Write out every single entry exactly.
begin
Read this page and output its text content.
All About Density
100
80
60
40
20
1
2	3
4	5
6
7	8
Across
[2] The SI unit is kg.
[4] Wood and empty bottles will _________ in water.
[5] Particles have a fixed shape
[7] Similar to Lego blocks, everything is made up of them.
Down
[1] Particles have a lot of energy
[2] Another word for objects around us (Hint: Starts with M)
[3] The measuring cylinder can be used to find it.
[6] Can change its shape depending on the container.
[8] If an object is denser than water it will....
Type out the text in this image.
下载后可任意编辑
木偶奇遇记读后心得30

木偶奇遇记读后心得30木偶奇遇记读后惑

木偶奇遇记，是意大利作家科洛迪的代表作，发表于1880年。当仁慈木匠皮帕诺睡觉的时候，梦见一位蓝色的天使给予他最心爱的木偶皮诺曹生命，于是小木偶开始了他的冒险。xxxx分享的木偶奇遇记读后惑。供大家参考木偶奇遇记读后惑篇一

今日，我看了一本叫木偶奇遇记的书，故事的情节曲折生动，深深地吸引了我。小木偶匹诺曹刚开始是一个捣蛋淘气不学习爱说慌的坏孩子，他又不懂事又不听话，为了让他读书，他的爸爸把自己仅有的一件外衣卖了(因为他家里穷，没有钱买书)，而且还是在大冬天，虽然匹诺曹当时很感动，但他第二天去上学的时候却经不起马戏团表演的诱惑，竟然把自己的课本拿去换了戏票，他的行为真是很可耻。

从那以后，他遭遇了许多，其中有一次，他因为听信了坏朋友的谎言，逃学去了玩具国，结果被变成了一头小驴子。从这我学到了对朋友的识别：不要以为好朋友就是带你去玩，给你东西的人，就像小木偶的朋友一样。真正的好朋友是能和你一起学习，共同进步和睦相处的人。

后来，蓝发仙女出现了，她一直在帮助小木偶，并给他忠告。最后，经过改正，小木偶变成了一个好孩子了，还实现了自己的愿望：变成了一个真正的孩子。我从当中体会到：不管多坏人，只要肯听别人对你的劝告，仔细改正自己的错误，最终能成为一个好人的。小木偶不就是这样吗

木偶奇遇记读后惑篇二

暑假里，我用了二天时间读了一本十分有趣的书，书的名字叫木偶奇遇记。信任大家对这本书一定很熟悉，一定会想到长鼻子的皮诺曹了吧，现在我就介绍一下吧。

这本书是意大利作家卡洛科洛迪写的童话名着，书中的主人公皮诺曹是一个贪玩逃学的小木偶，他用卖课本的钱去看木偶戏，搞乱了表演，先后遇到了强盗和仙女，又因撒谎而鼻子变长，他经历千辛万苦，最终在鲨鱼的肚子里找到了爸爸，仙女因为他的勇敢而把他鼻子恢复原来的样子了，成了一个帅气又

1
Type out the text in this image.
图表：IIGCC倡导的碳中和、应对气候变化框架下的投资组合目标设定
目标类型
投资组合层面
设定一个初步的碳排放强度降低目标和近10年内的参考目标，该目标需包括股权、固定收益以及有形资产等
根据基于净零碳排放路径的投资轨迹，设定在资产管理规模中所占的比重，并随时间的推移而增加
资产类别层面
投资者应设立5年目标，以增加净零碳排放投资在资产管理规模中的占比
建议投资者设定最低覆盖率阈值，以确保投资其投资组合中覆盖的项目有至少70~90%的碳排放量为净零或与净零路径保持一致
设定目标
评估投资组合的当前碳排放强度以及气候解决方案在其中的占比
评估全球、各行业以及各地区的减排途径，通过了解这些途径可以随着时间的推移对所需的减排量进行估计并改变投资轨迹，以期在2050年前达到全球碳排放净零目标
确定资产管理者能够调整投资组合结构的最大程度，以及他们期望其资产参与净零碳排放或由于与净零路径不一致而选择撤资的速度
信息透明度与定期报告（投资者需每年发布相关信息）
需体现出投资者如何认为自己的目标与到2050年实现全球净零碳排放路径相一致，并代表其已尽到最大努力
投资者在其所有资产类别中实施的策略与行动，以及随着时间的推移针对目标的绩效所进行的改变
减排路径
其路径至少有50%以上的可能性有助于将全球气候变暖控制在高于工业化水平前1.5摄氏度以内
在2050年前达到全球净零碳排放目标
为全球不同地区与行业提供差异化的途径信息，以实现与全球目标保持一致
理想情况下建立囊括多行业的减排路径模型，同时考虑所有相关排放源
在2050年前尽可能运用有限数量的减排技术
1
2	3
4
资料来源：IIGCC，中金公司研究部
end
# [WRITTEN SOLUTION]
Read this page and output its text content.
All About Density
100
80
60
40
20
1
2	3
4	5
6
7	8
Across
[2] The SI unit is kg.
[4] Wood and empty bottles will _________ in water.
[5] Particles have a fixed shape
[7] Similar to Lego blocks, everything is made up of them.
Down
[1] Particles have a lot of energy
[2] Another word for objects around us (Hint: Starts with M)
[3] The measuring cylinder can be used to find it.
[6] Can change its shape depending on the container.
[8] If an object is denser than water it will....
Type out the text in this image.
下载后可任意编辑
木偶奇遇记读后心得30

木偶奇遇记读后心得30木偶奇遇记读后惑

木偶奇遇记，是意大利作家科洛迪的代表作，发表于1880年。当仁慈木匠皮帕诺睡觉的时候，梦见一位蓝色的天使给予他最心爱的木偶皮诺曹生命，于是小木偶开始了他的冒险。xxxx分享的木偶奇遇记读后惑。供大家参考木偶奇遇记读后惑篇一

今日，我看了一本叫木偶奇遇记的书，故事的情节曲折生动，深深地吸引了我。小木偶匹诺曹刚开始是一个捣蛋淘气不学习爱说慌的坏孩子，他又不懂事又不听话，为了让他读书，他的爸爸把自己仅有的一件外衣卖了(因为他家里穷，没有钱买书)，而且还是在大冬天，虽然匹诺曹当时很感动，但他第二天去上学的时候却经不起马戏团表演的诱惑，竟然把自己的课本拿去换了戏票，他的行为真是很可耻。

从那以后，他遭遇了许多，其中有一次，他因为听信了坏朋友的谎言，逃学去了玩具国，结果被变成了一头小驴子。从这我学到了对朋友的识别：不要以为好朋友就是带你去玩，给你东西的人，就像小木偶的朋友一样。真正的好朋友是能和你一起学习，共同进步和睦相处的人。

后来，蓝发仙女出现了，她一直在帮助小木偶，并给他忠告。最后，经过改正，小木偶变成了一个好孩子了，还实现了自己的愿望：变成了一个真正的孩子。我从当中体会到：不管多坏人，只要肯听别人对你的劝告，仔细改正自己的错误，最终能成为一个好人的。小木偶不就是这样吗

木偶奇遇记读后惑篇二

暑假里，我用了二天时间读了一本十分有趣的书，书的名字叫木偶奇遇记。信任大家对这本书一定很熟悉，一定会想到长鼻子的皮诺曹了吧，现在我就介绍一下吧。

这本书是意大利作家卡洛科洛迪写的童话名着，书中的主人公皮诺曹是一个贪玩逃学的小木偶，他用卖课本的钱去看木偶戏，搞乱了表演，先后遇到了强盗和仙女，又因撒谎而鼻子变长，他经历千辛万苦，最终在鲨鱼的肚子里找到了爸爸，仙女因为他的勇敢而把他鼻子恢复原来的样子了，成了一个帅气又

1
Type out the text in this image.
图表：IIGCC倡导的碳中和、应对气候变化框架下的投资组合目标设定
目标类型
投资组合层面
设定一个初步的碳排放强度降低目标和近10年内的参考目标，该目标需包括股权、固定收益以及有形资产等
根据基于净零碳排放路径的投资轨迹，设定在资产管理规模中所占的比重，并随时间的推移而增加
资产类别层面
投资者应设立5年目标，以增加净零碳排放投资在资产管理规模中的占比
建议投资者设定最低覆盖率阈值，以确保投资其投资组合中覆盖的项目有至少70~90%的碳排放量为净零或与净零路径保持一致
设定目标
评估投资组合的当前碳排放强度以及气候解决方案在其中的占比
评估全球、各行业以及各地区的减排途径，通过了解这些途径可以随着时间的推移对所需的减排量进行估计并改变投资轨迹，以期在2050年前达到全球碳排放净零目标
确定资产管理者能够调整投资组合结构的最大程度，以及他们期望其资产参与净零碳排放或由于与净零路径不一致而选择撤资的速度
信息透明度与定期报告（投资者需每年发布相关信息）
需体现出投资者如何认为自己的目标与到2050年实现全球净零碳排放路径相一致，并代表其已尽到最大努力
投资者在其所有资产类别中实施的策略与行动，以及随着时间的推移针对目标的绩效所进行的改变
减排路径
其路径至少有50%以上的可能性有助于将全球气候变暖控制在高于工业化水平前1.5摄氏度以内
在2050年前达到全球净零碳排放目标
为全球不同地区与行业提供差异化的途径信息，以实现与全球目标保持一致
理想情况下建立囊括多行业的减排路径模型，同时考虑所有相关排放源
在2050年前尽可能运用有限数量的减排技术
1
2	3
4
资料来源：IIGCC，中金公司研究部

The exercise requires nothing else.